(Records from a dataset)
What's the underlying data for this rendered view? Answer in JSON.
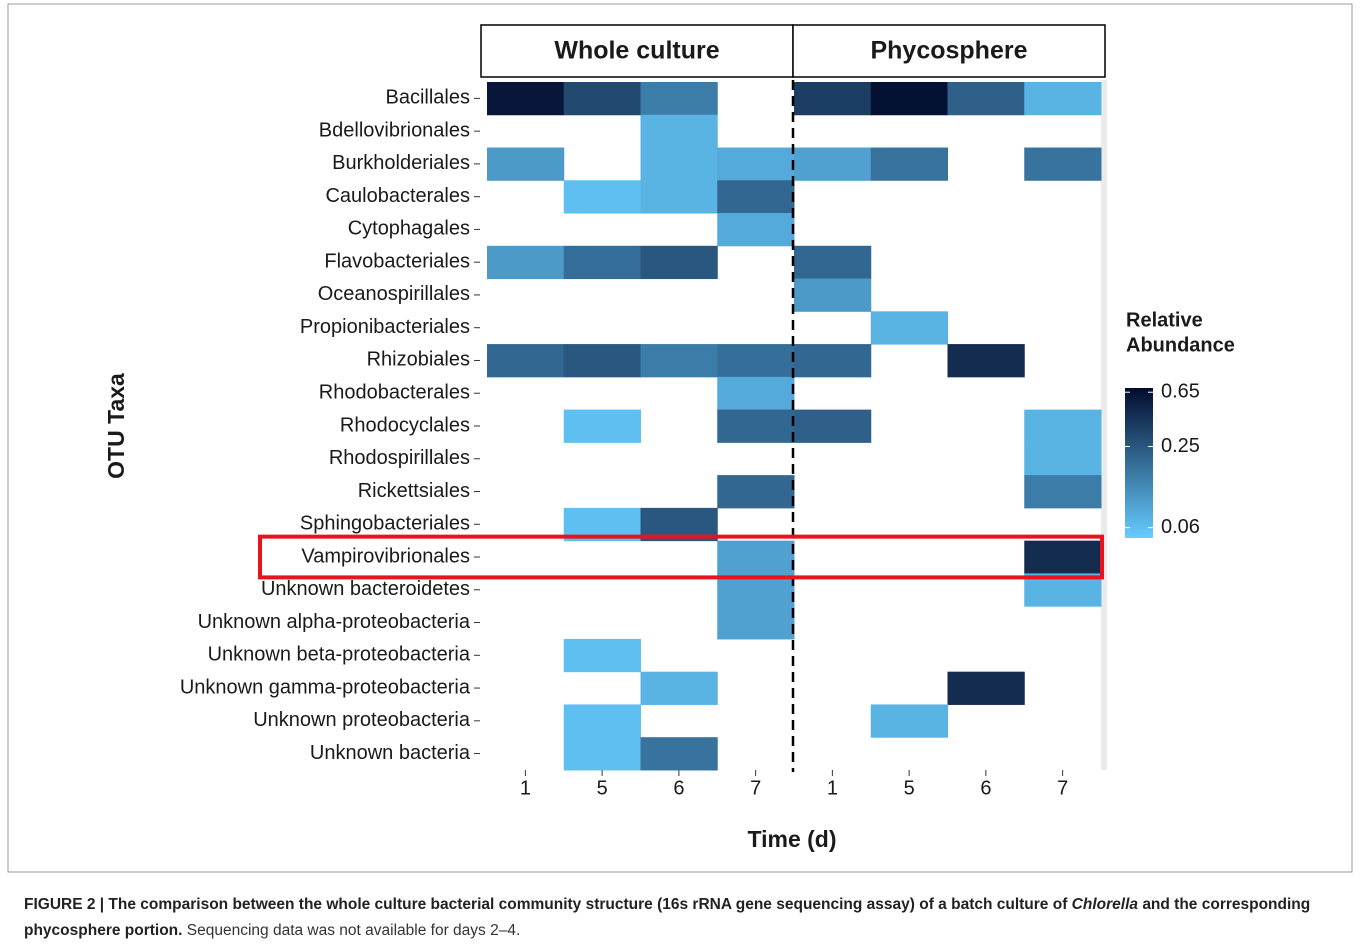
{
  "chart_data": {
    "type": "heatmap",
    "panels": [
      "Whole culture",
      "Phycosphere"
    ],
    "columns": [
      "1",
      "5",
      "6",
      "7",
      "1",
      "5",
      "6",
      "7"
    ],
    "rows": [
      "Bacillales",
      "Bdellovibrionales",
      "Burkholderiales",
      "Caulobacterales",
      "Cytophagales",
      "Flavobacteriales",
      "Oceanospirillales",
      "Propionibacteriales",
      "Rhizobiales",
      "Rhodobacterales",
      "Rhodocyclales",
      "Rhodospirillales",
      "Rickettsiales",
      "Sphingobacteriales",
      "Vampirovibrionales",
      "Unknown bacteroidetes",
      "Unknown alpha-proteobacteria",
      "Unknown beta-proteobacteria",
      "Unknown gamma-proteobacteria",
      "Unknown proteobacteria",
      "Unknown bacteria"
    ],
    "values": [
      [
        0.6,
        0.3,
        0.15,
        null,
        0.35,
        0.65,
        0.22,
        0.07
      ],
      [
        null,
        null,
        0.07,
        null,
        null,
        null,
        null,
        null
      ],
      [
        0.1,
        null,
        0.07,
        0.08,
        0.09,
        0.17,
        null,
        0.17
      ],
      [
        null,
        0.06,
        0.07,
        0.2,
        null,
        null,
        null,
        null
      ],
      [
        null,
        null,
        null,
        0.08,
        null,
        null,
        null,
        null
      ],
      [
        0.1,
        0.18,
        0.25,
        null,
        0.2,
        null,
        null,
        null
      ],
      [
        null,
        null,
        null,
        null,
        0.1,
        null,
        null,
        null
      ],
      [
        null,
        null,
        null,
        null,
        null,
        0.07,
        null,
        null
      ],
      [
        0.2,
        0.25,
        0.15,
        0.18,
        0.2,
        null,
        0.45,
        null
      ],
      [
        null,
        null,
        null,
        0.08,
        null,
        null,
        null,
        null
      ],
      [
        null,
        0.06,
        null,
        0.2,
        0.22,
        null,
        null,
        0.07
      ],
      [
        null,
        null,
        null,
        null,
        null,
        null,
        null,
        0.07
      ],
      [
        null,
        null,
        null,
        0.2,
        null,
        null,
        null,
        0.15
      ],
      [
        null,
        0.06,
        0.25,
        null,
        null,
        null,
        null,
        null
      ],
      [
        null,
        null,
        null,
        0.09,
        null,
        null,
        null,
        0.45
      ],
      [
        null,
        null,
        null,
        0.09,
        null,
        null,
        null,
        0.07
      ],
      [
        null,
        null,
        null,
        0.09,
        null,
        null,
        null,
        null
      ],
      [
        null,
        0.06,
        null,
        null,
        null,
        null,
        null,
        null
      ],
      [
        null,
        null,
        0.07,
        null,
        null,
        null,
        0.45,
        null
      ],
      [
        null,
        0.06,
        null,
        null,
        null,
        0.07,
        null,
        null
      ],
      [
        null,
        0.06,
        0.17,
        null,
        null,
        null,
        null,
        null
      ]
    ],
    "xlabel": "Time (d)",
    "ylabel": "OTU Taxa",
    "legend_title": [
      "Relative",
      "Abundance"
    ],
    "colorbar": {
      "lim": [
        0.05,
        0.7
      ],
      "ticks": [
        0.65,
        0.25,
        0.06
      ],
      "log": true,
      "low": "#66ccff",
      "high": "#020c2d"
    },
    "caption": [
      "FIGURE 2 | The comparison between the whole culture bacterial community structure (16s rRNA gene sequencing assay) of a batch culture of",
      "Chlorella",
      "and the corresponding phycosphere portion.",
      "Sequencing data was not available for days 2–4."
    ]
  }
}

* [What is required]:
Would you please copy all lines in the data that contain the word "proteobacteria"?

* [Answer space]:
      "Unknown alpha-proteobacteria",
      "Unknown beta-proteobacteria",
      "Unknown gamma-proteobacteria",
      "Unknown proteobacteria",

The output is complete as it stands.